Your instructions: Reproduce every line of the items below word for word. Leave the pictures out of your answer.

-- Start --

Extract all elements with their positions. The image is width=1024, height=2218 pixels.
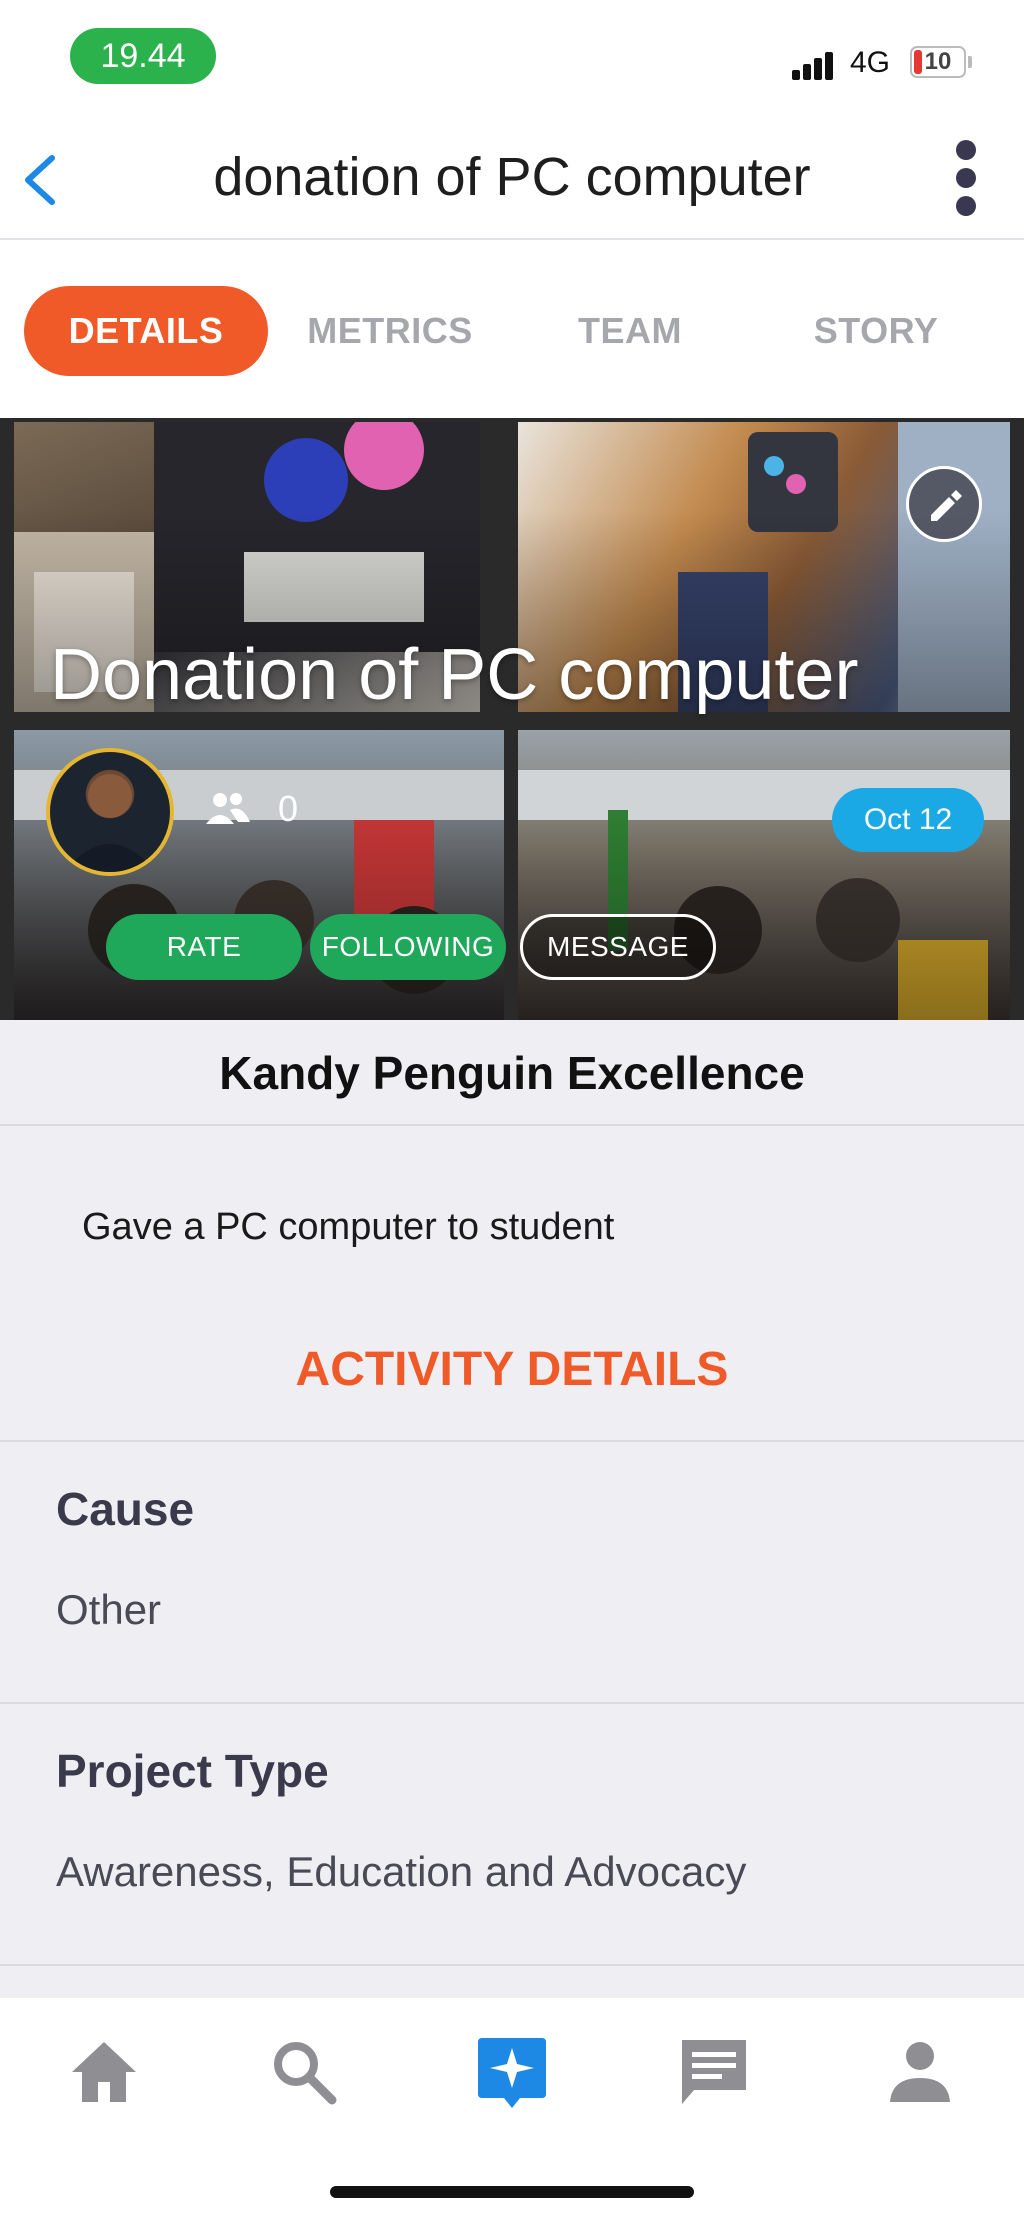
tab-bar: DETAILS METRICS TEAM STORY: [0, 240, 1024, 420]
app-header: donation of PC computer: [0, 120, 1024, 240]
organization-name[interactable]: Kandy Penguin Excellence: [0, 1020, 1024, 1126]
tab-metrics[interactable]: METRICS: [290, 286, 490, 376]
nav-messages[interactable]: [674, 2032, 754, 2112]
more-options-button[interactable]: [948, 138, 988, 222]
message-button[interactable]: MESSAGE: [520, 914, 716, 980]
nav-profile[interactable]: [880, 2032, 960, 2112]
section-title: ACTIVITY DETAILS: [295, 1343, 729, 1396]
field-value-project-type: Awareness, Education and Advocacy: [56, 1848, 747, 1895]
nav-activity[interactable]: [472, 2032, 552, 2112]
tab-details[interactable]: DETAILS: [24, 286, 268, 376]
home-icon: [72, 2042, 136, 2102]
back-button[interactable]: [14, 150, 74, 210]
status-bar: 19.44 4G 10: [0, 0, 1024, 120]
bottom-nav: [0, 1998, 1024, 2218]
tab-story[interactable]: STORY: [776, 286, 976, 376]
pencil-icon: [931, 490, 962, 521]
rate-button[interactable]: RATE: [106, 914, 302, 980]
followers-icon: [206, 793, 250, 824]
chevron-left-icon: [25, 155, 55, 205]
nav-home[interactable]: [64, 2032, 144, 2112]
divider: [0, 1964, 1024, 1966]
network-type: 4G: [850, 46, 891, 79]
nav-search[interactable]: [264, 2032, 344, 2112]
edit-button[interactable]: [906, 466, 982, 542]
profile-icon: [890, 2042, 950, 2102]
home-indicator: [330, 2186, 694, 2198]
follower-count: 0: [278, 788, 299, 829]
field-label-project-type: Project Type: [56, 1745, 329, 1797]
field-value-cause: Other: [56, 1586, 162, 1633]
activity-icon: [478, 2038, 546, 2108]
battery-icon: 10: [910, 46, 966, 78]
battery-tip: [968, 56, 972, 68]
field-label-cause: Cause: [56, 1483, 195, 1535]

-- End --

Exercise output:
Extract all elements with their positions. The image is width=1024, height=2218 pixels.
tab-bar: DETAILS METRICS TEAM STORY: [0, 240, 1024, 420]
app-header: donation of PC computer: [0, 120, 1024, 240]
organization-name[interactable]: Kandy Penguin Excellence: [0, 1020, 1024, 1126]
tab-metrics[interactable]: METRICS: [290, 286, 490, 376]
nav-messages[interactable]: [674, 2032, 754, 2112]
more-options-button[interactable]: [948, 138, 988, 222]
message-button[interactable]: MESSAGE: [520, 914, 716, 980]
nav-profile[interactable]: [880, 2032, 960, 2112]
section-title: ACTIVITY DETAILS: [295, 1343, 729, 1396]
field-value-project-type: Awareness, Education and Advocacy: [56, 1848, 747, 1895]
nav-activity[interactable]: [472, 2032, 552, 2112]
tab-details[interactable]: DETAILS: [24, 286, 268, 376]
home-icon: [72, 2042, 136, 2102]
back-button[interactable]: [14, 150, 74, 210]
status-bar: 19.44 4G 10: [0, 0, 1024, 120]
bottom-nav: [0, 1998, 1024, 2218]
tab-story[interactable]: STORY: [776, 286, 976, 376]
pencil-icon: [931, 490, 962, 521]
rate-button[interactable]: RATE: [106, 914, 302, 980]
followers-icon: [206, 793, 250, 824]
chevron-left-icon: [25, 155, 55, 205]
nav-home[interactable]: [64, 2032, 144, 2112]
divider: [0, 1964, 1024, 1966]
network-type: 4G: [850, 46, 891, 79]
nav-search[interactable]: [264, 2032, 344, 2112]
edit-button[interactable]: [906, 466, 982, 542]
profile-icon: [890, 2042, 950, 2102]
home-indicator: [330, 2186, 694, 2198]
follower-count: 0: [278, 788, 299, 829]
field-label-project-type: Project Type: [56, 1745, 329, 1797]
field-value-cause: Other: [56, 1586, 162, 1633]
activity-icon: [478, 2038, 546, 2108]
battery-icon: 10: [910, 46, 966, 78]
battery-tip: [968, 56, 972, 68]
field-label-cause: Cause: [56, 1483, 195, 1535]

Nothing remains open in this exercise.